Begin DATA FOR THIS EXERCISE

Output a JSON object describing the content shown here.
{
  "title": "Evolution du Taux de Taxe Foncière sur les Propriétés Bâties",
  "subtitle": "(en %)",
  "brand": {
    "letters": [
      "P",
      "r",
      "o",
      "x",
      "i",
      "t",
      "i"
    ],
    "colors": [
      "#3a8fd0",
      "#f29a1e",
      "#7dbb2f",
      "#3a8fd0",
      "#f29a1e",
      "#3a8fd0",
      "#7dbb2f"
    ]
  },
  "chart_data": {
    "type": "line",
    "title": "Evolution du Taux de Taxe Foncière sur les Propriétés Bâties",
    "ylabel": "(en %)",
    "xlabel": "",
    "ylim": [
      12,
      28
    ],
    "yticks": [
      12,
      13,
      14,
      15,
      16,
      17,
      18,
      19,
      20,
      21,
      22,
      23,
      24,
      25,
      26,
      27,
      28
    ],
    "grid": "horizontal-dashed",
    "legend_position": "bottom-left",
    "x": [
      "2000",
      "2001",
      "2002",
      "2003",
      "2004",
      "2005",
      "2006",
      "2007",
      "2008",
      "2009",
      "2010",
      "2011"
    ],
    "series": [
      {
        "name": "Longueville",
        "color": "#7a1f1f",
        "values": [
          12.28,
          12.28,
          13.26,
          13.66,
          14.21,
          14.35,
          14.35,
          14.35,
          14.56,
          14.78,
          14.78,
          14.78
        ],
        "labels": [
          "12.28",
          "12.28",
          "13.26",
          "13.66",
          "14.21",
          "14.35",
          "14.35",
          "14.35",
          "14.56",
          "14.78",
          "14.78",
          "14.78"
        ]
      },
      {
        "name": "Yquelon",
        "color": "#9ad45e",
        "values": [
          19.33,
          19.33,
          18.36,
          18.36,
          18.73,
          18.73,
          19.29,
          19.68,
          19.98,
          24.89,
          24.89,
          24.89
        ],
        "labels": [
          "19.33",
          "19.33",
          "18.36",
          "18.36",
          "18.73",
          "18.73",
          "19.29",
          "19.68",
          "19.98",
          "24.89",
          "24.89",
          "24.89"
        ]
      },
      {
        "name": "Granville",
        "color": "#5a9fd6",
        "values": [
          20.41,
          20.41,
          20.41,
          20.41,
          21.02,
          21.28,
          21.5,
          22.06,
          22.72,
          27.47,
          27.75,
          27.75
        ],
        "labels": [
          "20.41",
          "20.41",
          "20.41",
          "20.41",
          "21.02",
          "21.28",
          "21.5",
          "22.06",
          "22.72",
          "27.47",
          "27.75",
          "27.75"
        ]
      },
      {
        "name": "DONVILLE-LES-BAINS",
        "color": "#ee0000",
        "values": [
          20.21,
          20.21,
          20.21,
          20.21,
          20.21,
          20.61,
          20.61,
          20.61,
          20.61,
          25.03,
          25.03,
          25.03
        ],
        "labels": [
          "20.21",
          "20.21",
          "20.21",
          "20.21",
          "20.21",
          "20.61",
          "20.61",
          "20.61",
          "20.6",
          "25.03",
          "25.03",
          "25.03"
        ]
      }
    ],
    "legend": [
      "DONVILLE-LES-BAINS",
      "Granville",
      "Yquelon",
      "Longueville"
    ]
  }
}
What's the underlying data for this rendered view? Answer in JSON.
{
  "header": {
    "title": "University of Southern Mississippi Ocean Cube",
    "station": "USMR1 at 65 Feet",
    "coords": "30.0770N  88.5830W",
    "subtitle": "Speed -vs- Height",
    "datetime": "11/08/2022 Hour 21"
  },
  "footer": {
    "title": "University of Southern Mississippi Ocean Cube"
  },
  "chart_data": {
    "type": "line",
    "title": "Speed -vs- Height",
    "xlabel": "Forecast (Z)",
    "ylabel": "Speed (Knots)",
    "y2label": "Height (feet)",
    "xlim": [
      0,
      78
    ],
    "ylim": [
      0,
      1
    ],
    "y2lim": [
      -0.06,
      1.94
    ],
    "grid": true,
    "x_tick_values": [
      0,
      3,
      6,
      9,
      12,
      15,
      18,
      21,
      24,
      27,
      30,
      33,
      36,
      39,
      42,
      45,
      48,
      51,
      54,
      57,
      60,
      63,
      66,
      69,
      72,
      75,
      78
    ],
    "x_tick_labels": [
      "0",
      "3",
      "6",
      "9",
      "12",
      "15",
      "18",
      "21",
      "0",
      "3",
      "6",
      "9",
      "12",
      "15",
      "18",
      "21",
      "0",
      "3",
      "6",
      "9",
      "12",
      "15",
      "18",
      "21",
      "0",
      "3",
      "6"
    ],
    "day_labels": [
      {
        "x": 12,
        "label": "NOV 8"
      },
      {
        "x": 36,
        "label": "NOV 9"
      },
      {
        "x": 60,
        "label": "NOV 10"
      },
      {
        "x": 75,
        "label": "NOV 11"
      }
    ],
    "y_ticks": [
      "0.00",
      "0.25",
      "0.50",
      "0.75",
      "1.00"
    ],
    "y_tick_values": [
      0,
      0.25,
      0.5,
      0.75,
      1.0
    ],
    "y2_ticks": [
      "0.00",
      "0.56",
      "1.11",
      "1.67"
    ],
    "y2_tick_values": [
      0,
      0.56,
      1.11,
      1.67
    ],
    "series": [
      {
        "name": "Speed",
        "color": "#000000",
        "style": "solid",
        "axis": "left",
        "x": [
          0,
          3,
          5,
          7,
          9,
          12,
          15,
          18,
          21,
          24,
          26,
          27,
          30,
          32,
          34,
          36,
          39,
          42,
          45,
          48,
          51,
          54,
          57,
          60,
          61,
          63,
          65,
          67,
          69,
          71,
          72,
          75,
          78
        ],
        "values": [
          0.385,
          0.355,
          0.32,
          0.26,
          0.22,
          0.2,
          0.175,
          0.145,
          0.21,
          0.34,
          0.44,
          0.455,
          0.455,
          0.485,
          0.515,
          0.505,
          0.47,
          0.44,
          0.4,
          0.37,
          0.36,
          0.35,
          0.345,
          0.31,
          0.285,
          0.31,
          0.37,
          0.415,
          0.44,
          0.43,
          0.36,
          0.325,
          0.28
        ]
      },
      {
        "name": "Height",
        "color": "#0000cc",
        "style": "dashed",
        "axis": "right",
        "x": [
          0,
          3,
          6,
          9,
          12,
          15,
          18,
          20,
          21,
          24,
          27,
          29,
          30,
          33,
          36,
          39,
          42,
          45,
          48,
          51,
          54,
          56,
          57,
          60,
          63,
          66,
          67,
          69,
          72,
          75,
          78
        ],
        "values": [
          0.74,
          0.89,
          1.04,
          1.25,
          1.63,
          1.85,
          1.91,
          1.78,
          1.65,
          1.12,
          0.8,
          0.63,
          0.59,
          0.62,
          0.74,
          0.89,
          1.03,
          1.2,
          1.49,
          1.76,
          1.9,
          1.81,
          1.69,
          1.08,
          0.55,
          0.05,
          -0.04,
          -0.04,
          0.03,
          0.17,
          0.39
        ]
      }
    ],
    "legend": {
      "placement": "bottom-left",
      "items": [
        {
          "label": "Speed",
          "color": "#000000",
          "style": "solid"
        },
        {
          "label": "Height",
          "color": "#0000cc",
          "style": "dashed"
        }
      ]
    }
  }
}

End DATA FOR THIS EXERCISE

THE TASK >> Transcribe all lines as written.

CORRECT ANSWER >>
Output a JSON object describing the content shown here.
{
  "title": "Evolution du Taux de Taxe Foncière sur les Propriétés Bâties",
  "subtitle": "(en %)",
  "brand": {
    "letters": [
      "P",
      "r",
      "o",
      "x",
      "i",
      "t",
      "i"
    ],
    "colors": [
      "#3a8fd0",
      "#f29a1e",
      "#7dbb2f",
      "#3a8fd0",
      "#f29a1e",
      "#3a8fd0",
      "#7dbb2f"
    ]
  },
  "chart_data": {
    "type": "line",
    "title": "Evolution du Taux de Taxe Foncière sur les Propriétés Bâties",
    "ylabel": "(en %)",
    "xlabel": "",
    "ylim": [
      12,
      28
    ],
    "yticks": [
      12,
      13,
      14,
      15,
      16,
      17,
      18,
      19,
      20,
      21,
      22,
      23,
      24,
      25,
      26,
      27,
      28
    ],
    "grid": "horizontal-dashed",
    "legend_position": "bottom-left",
    "x": [
      "2000",
      "2001",
      "2002",
      "2003",
      "2004",
      "2005",
      "2006",
      "2007",
      "2008",
      "2009",
      "2010",
      "2011"
    ],
    "series": [
      {
        "name": "Longueville",
        "color": "#7a1f1f",
        "values": [
          12.28,
          12.28,
          13.26,
          13.66,
          14.21,
          14.35,
          14.35,
          14.35,
          14.56,
          14.78,
          14.78,
          14.78
        ],
        "labels": [
          "12.28",
          "12.28",
          "13.26",
          "13.66",
          "14.21",
          "14.35",
          "14.35",
          "14.35",
          "14.56",
          "14.78",
          "14.78",
          "14.78"
        ]
      },
      {
        "name": "Yquelon",
        "color": "#9ad45e",
        "values": [
          19.33,
          19.33,
          18.36,
          18.36,
          18.73,
          18.73,
          19.29,
          19.68,
          19.98,
          24.89,
          24.89,
          24.89
        ],
        "labels": [
          "19.33",
          "19.33",
          "18.36",
          "18.36",
          "18.73",
          "18.73",
          "19.29",
          "19.68",
          "19.98",
          "24.89",
          "24.89",
          "24.89"
        ]
      },
      {
        "name": "Granville",
        "color": "#5a9fd6",
        "values": [
          20.41,
          20.41,
          20.41,
          20.41,
          21.02,
          21.28,
          21.5,
          22.06,
          22.72,
          27.47,
          27.75,
          27.75
        ],
        "labels": [
          "20.41",
          "20.41",
          "20.41",
          "20.41",
          "21.02",
          "21.28",
          "21.5",
          "22.06",
          "22.72",
          "27.47",
          "27.75",
          "27.75"
        ]
      },
      {
        "name": "DONVILLE-LES-BAINS",
        "color": "#ee0000",
        "values": [
          20.21,
          20.21,
          20.21,
          20.21,
          20.21,
          20.61,
          20.61,
          20.61,
          20.61,
          25.03,
          25.03,
          25.03
        ],
        "labels": [
          "20.21",
          "20.21",
          "20.21",
          "20.21",
          "20.21",
          "20.61",
          "20.61",
          "20.61",
          "20.6",
          "25.03",
          "25.03",
          "25.03"
        ]
      }
    ],
    "legend": [
      "DONVILLE-LES-BAINS",
      "Granville",
      "Yquelon",
      "Longueville"
    ]
  }
}
What's the underlying data for this rendered view? Answer in JSON.
{
  "header": {
    "title": "University of Southern Mississippi Ocean Cube",
    "station": "USMR1 at 65 Feet",
    "coords": "30.0770N  88.5830W",
    "subtitle": "Speed -vs- Height",
    "datetime": "11/08/2022 Hour 21"
  },
  "footer": {
    "title": "University of Southern Mississippi Ocean Cube"
  },
  "chart_data": {
    "type": "line",
    "title": "Speed -vs- Height",
    "xlabel": "Forecast (Z)",
    "ylabel": "Speed (Knots)",
    "y2label": "Height (feet)",
    "xlim": [
      0,
      78
    ],
    "ylim": [
      0,
      1
    ],
    "y2lim": [
      -0.06,
      1.94
    ],
    "grid": true,
    "x_tick_values": [
      0,
      3,
      6,
      9,
      12,
      15,
      18,
      21,
      24,
      27,
      30,
      33,
      36,
      39,
      42,
      45,
      48,
      51,
      54,
      57,
      60,
      63,
      66,
      69,
      72,
      75,
      78
    ],
    "x_tick_labels": [
      "0",
      "3",
      "6",
      "9",
      "12",
      "15",
      "18",
      "21",
      "0",
      "3",
      "6",
      "9",
      "12",
      "15",
      "18",
      "21",
      "0",
      "3",
      "6",
      "9",
      "12",
      "15",
      "18",
      "21",
      "0",
      "3",
      "6"
    ],
    "day_labels": [
      {
        "x": 12,
        "label": "NOV 8"
      },
      {
        "x": 36,
        "label": "NOV 9"
      },
      {
        "x": 60,
        "label": "NOV 10"
      },
      {
        "x": 75,
        "label": "NOV 11"
      }
    ],
    "y_ticks": [
      "0.00",
      "0.25",
      "0.50",
      "0.75",
      "1.00"
    ],
    "y_tick_values": [
      0,
      0.25,
      0.5,
      0.75,
      1.0
    ],
    "y2_ticks": [
      "0.00",
      "0.56",
      "1.11",
      "1.67"
    ],
    "y2_tick_values": [
      0,
      0.56,
      1.11,
      1.67
    ],
    "series": [
      {
        "name": "Speed",
        "color": "#000000",
        "style": "solid",
        "axis": "left",
        "x": [
          0,
          3,
          5,
          7,
          9,
          12,
          15,
          18,
          21,
          24,
          26,
          27,
          30,
          32,
          34,
          36,
          39,
          42,
          45,
          48,
          51,
          54,
          57,
          60,
          61,
          63,
          65,
          67,
          69,
          71,
          72,
          75,
          78
        ],
        "values": [
          0.385,
          0.355,
          0.32,
          0.26,
          0.22,
          0.2,
          0.175,
          0.145,
          0.21,
          0.34,
          0.44,
          0.455,
          0.455,
          0.485,
          0.515,
          0.505,
          0.47,
          0.44,
          0.4,
          0.37,
          0.36,
          0.35,
          0.345,
          0.31,
          0.285,
          0.31,
          0.37,
          0.415,
          0.44,
          0.43,
          0.36,
          0.325,
          0.28
        ]
      },
      {
        "name": "Height",
        "color": "#0000cc",
        "style": "dashed",
        "axis": "right",
        "x": [
          0,
          3,
          6,
          9,
          12,
          15,
          18,
          20,
          21,
          24,
          27,
          29,
          30,
          33,
          36,
          39,
          42,
          45,
          48,
          51,
          54,
          56,
          57,
          60,
          63,
          66,
          67,
          69,
          72,
          75,
          78
        ],
        "values": [
          0.74,
          0.89,
          1.04,
          1.25,
          1.63,
          1.85,
          1.91,
          1.78,
          1.65,
          1.12,
          0.8,
          0.63,
          0.59,
          0.62,
          0.74,
          0.89,
          1.03,
          1.2,
          1.49,
          1.76,
          1.9,
          1.81,
          1.69,
          1.08,
          0.55,
          0.05,
          -0.04,
          -0.04,
          0.03,
          0.17,
          0.39
        ]
      }
    ],
    "legend": {
      "placement": "bottom-left",
      "items": [
        {
          "label": "Speed",
          "color": "#000000",
          "style": "solid"
        },
        {
          "label": "Height",
          "color": "#0000cc",
          "style": "dashed"
        }
      ]
    }
  }
}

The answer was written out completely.